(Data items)

%%

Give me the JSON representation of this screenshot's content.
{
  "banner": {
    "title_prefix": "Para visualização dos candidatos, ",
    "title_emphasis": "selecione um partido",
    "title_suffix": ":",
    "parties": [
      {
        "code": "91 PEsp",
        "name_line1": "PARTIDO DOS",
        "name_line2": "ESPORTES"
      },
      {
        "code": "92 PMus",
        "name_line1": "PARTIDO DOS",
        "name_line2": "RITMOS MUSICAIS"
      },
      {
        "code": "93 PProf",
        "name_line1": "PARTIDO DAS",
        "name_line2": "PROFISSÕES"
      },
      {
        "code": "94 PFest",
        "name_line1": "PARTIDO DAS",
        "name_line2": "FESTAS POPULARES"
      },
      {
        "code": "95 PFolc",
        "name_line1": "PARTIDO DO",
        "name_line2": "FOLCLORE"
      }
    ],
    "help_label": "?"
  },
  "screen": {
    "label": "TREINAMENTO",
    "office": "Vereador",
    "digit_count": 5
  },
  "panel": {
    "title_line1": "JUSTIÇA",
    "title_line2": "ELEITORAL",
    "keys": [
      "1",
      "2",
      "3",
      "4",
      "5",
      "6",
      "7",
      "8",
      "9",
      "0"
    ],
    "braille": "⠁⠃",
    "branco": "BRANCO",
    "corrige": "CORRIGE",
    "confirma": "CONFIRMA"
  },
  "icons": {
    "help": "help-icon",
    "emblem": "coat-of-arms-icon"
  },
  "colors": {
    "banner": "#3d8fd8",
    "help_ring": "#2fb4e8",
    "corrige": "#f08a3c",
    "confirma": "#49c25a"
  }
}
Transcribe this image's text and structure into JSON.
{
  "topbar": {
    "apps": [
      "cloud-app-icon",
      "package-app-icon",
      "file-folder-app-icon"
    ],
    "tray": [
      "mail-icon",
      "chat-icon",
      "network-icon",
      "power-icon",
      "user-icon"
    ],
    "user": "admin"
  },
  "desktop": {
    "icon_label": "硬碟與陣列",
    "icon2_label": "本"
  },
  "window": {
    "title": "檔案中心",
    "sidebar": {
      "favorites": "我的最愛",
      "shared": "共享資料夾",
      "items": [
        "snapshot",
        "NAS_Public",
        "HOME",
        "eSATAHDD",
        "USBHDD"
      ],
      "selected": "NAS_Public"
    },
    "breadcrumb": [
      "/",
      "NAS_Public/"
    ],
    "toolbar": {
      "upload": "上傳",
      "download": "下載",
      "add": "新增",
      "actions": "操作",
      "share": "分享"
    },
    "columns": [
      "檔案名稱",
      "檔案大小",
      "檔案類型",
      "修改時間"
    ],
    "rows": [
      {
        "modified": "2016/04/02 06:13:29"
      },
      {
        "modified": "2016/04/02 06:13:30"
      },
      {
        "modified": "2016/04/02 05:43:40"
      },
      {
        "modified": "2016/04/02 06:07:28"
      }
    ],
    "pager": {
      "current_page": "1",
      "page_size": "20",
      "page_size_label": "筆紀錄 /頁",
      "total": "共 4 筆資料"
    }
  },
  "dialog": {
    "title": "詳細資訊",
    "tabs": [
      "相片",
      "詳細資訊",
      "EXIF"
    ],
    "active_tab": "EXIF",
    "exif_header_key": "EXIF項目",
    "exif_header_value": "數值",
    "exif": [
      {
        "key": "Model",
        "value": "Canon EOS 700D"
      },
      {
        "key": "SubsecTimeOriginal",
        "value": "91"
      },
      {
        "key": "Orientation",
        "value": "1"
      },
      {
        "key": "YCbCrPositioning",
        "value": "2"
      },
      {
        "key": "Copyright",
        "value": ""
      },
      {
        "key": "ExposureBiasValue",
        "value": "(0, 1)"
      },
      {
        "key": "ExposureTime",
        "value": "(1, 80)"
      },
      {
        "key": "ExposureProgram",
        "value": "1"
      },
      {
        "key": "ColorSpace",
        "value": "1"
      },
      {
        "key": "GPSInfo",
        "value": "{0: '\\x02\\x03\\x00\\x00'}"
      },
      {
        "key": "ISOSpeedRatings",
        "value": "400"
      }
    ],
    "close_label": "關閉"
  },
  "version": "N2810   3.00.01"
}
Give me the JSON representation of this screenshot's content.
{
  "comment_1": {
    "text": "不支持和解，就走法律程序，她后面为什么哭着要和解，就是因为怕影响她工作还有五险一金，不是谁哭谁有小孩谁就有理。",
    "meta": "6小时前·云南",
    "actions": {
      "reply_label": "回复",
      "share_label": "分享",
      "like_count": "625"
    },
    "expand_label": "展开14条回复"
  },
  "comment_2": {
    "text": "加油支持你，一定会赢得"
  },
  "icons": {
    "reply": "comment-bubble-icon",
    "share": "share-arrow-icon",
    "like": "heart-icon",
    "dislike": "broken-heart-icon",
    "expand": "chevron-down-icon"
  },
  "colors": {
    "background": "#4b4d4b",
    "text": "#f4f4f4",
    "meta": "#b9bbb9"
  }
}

%%

▸ **Problem to work on**:
Return all of the entries word for word.

▸ **Complete response**:
Give me the JSON representation of this screenshot's content.
{
  "banner": {
    "title_prefix": "Para visualização dos candidatos, ",
    "title_emphasis": "selecione um partido",
    "title_suffix": ":",
    "parties": [
      {
        "code": "91 PEsp",
        "name_line1": "PARTIDO DOS",
        "name_line2": "ESPORTES"
      },
      {
        "code": "92 PMus",
        "name_line1": "PARTIDO DOS",
        "name_line2": "RITMOS MUSICAIS"
      },
      {
        "code": "93 PProf",
        "name_line1": "PARTIDO DAS",
        "name_line2": "PROFISSÕES"
      },
      {
        "code": "94 PFest",
        "name_line1": "PARTIDO DAS",
        "name_line2": "FESTAS POPULARES"
      },
      {
        "code": "95 PFolc",
        "name_line1": "PARTIDO DO",
        "name_line2": "FOLCLORE"
      }
    ],
    "help_label": "?"
  },
  "screen": {
    "label": "TREINAMENTO",
    "office": "Vereador",
    "digit_count": 5
  },
  "panel": {
    "title_line1": "JUSTIÇA",
    "title_line2": "ELEITORAL",
    "keys": [
      "1",
      "2",
      "3",
      "4",
      "5",
      "6",
      "7",
      "8",
      "9",
      "0"
    ],
    "braille": "⠁⠃",
    "branco": "BRANCO",
    "corrige": "CORRIGE",
    "confirma": "CONFIRMA"
  },
  "icons": {
    "help": "help-icon",
    "emblem": "coat-of-arms-icon"
  },
  "colors": {
    "banner": "#3d8fd8",
    "help_ring": "#2fb4e8",
    "corrige": "#f08a3c",
    "confirma": "#49c25a"
  }
}
Transcribe this image's text and structure into JSON.
{
  "topbar": {
    "apps": [
      "cloud-app-icon",
      "package-app-icon",
      "file-folder-app-icon"
    ],
    "tray": [
      "mail-icon",
      "chat-icon",
      "network-icon",
      "power-icon",
      "user-icon"
    ],
    "user": "admin"
  },
  "desktop": {
    "icon_label": "硬碟與陣列",
    "icon2_label": "本"
  },
  "window": {
    "title": "檔案中心",
    "sidebar": {
      "favorites": "我的最愛",
      "shared": "共享資料夾",
      "items": [
        "snapshot",
        "NAS_Public",
        "HOME",
        "eSATAHDD",
        "USBHDD"
      ],
      "selected": "NAS_Public"
    },
    "breadcrumb": [
      "/",
      "NAS_Public/"
    ],
    "toolbar": {
      "upload": "上傳",
      "download": "下載",
      "add": "新增",
      "actions": "操作",
      "share": "分享"
    },
    "columns": [
      "檔案名稱",
      "檔案大小",
      "檔案類型",
      "修改時間"
    ],
    "rows": [
      {
        "modified": "2016/04/02 06:13:29"
      },
      {
        "modified": "2016/04/02 06:13:30"
      },
      {
        "modified": "2016/04/02 05:43:40"
      },
      {
        "modified": "2016/04/02 06:07:28"
      }
    ],
    "pager": {
      "current_page": "1",
      "page_size": "20",
      "page_size_label": "筆紀錄 /頁",
      "total": "共 4 筆資料"
    }
  },
  "dialog": {
    "title": "詳細資訊",
    "tabs": [
      "相片",
      "詳細資訊",
      "EXIF"
    ],
    "active_tab": "EXIF",
    "exif_header_key": "EXIF項目",
    "exif_header_value": "數值",
    "exif": [
      {
        "key": "Model",
        "value": "Canon EOS 700D"
      },
      {
        "key": "SubsecTimeOriginal",
        "value": "91"
      },
      {
        "key": "Orientation",
        "value": "1"
      },
      {
        "key": "YCbCrPositioning",
        "value": "2"
      },
      {
        "key": "Copyright",
        "value": ""
      },
      {
        "key": "ExposureBiasValue",
        "value": "(0, 1)"
      },
      {
        "key": "ExposureTime",
        "value": "(1, 80)"
      },
      {
        "key": "ExposureProgram",
        "value": "1"
      },
      {
        "key": "ColorSpace",
        "value": "1"
      },
      {
        "key": "GPSInfo",
        "value": "{0: '\\x02\\x03\\x00\\x00'}"
      },
      {
        "key": "ISOSpeedRatings",
        "value": "400"
      }
    ],
    "close_label": "關閉"
  },
  "version": "N2810   3.00.01"
}
Give me the JSON representation of this screenshot's content.
{
  "comment_1": {
    "text": "不支持和解，就走法律程序，她后面为什么哭着要和解，就是因为怕影响她工作还有五险一金，不是谁哭谁有小孩谁就有理。",
    "meta": "6小时前·云南",
    "actions": {
      "reply_label": "回复",
      "share_label": "分享",
      "like_count": "625"
    },
    "expand_label": "展开14条回复"
  },
  "comment_2": {
    "text": "加油支持你，一定会赢得"
  },
  "icons": {
    "reply": "comment-bubble-icon",
    "share": "share-arrow-icon",
    "like": "heart-icon",
    "dislike": "broken-heart-icon",
    "expand": "chevron-down-icon"
  },
  "colors": {
    "background": "#4b4d4b",
    "text": "#f4f4f4",
    "meta": "#b9bbb9"
  }
}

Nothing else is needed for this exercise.